*** Given entries ***

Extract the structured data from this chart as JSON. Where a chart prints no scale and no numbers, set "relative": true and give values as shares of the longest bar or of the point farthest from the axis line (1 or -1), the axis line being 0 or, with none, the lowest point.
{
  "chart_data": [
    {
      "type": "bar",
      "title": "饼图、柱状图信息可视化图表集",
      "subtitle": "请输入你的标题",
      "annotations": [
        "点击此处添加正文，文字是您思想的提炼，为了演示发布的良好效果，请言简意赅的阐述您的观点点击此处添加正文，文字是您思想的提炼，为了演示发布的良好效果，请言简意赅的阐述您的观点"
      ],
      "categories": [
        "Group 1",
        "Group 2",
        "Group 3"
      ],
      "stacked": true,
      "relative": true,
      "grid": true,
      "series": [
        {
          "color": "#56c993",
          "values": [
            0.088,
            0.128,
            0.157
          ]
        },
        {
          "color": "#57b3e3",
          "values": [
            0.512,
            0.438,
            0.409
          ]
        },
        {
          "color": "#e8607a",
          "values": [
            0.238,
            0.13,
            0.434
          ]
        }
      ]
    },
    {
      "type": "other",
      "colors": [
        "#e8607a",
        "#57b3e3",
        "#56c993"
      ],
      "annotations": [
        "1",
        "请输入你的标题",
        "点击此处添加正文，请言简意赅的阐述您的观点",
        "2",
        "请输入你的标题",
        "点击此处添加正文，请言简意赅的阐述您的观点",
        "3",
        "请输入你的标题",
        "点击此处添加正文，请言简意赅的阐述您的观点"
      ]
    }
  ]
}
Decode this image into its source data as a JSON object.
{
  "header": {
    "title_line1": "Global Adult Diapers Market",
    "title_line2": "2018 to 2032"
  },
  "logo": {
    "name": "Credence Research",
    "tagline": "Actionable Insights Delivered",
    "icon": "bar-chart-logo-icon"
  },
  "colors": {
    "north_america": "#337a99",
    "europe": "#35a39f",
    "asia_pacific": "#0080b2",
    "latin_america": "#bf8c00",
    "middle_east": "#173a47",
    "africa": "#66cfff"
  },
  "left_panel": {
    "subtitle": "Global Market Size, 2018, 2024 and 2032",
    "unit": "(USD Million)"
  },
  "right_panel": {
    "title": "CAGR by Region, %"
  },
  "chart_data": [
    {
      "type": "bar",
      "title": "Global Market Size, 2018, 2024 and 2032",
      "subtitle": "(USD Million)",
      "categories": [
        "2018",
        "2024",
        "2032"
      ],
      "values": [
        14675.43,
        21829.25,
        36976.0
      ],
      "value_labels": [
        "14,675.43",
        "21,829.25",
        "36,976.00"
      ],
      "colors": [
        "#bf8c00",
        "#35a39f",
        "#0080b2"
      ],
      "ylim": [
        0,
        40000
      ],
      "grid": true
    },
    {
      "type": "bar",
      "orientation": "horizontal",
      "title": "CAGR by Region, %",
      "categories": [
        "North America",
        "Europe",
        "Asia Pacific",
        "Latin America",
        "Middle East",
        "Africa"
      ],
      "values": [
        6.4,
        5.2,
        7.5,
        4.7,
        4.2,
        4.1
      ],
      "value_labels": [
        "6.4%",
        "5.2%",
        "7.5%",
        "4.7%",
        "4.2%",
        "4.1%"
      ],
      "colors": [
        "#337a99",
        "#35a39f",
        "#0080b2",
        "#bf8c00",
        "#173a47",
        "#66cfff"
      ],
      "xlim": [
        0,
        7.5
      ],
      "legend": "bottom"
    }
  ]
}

***

Objective: The entries above must be returned in full, exactly as shown.

Answer for the task:
Extract the structured data from this chart as JSON. Where a chart prints no scale and no numbers, set "relative": true and give values as shares of the longest bar or of the point farthest from the axis line (1 or -1), the axis line being 0 or, with none, the lowest point.
{
  "chart_data": [
    {
      "type": "bar",
      "title": "饼图、柱状图信息可视化图表集",
      "subtitle": "请输入你的标题",
      "annotations": [
        "点击此处添加正文，文字是您思想的提炼，为了演示发布的良好效果，请言简意赅的阐述您的观点点击此处添加正文，文字是您思想的提炼，为了演示发布的良好效果，请言简意赅的阐述您的观点"
      ],
      "categories": [
        "Group 1",
        "Group 2",
        "Group 3"
      ],
      "stacked": true,
      "relative": true,
      "grid": true,
      "series": [
        {
          "color": "#56c993",
          "values": [
            0.088,
            0.128,
            0.157
          ]
        },
        {
          "color": "#57b3e3",
          "values": [
            0.512,
            0.438,
            0.409
          ]
        },
        {
          "color": "#e8607a",
          "values": [
            0.238,
            0.13,
            0.434
          ]
        }
      ]
    },
    {
      "type": "other",
      "colors": [
        "#e8607a",
        "#57b3e3",
        "#56c993"
      ],
      "annotations": [
        "1",
        "请输入你的标题",
        "点击此处添加正文，请言简意赅的阐述您的观点",
        "2",
        "请输入你的标题",
        "点击此处添加正文，请言简意赅的阐述您的观点",
        "3",
        "请输入你的标题",
        "点击此处添加正文，请言简意赅的阐述您的观点"
      ]
    }
  ]
}
Decode this image into its source data as a JSON object.
{
  "header": {
    "title_line1": "Global Adult Diapers Market",
    "title_line2": "2018 to 2032"
  },
  "logo": {
    "name": "Credence Research",
    "tagline": "Actionable Insights Delivered",
    "icon": "bar-chart-logo-icon"
  },
  "colors": {
    "north_america": "#337a99",
    "europe": "#35a39f",
    "asia_pacific": "#0080b2",
    "latin_america": "#bf8c00",
    "middle_east": "#173a47",
    "africa": "#66cfff"
  },
  "left_panel": {
    "subtitle": "Global Market Size, 2018, 2024 and 2032",
    "unit": "(USD Million)"
  },
  "right_panel": {
    "title": "CAGR by Region, %"
  },
  "chart_data": [
    {
      "type": "bar",
      "title": "Global Market Size, 2018, 2024 and 2032",
      "subtitle": "(USD Million)",
      "categories": [
        "2018",
        "2024",
        "2032"
      ],
      "values": [
        14675.43,
        21829.25,
        36976.0
      ],
      "value_labels": [
        "14,675.43",
        "21,829.25",
        "36,976.00"
      ],
      "colors": [
        "#bf8c00",
        "#35a39f",
        "#0080b2"
      ],
      "ylim": [
        0,
        40000
      ],
      "grid": true
    },
    {
      "type": "bar",
      "orientation": "horizontal",
      "title": "CAGR by Region, %",
      "categories": [
        "North America",
        "Europe",
        "Asia Pacific",
        "Latin America",
        "Middle East",
        "Africa"
      ],
      "values": [
        6.4,
        5.2,
        7.5,
        4.7,
        4.2,
        4.1
      ],
      "value_labels": [
        "6.4%",
        "5.2%",
        "7.5%",
        "4.7%",
        "4.2%",
        "4.1%"
      ],
      "colors": [
        "#337a99",
        "#35a39f",
        "#0080b2",
        "#bf8c00",
        "#173a47",
        "#66cfff"
      ],
      "xlim": [
        0,
        7.5
      ],
      "legend": "bottom"
    }
  ]
}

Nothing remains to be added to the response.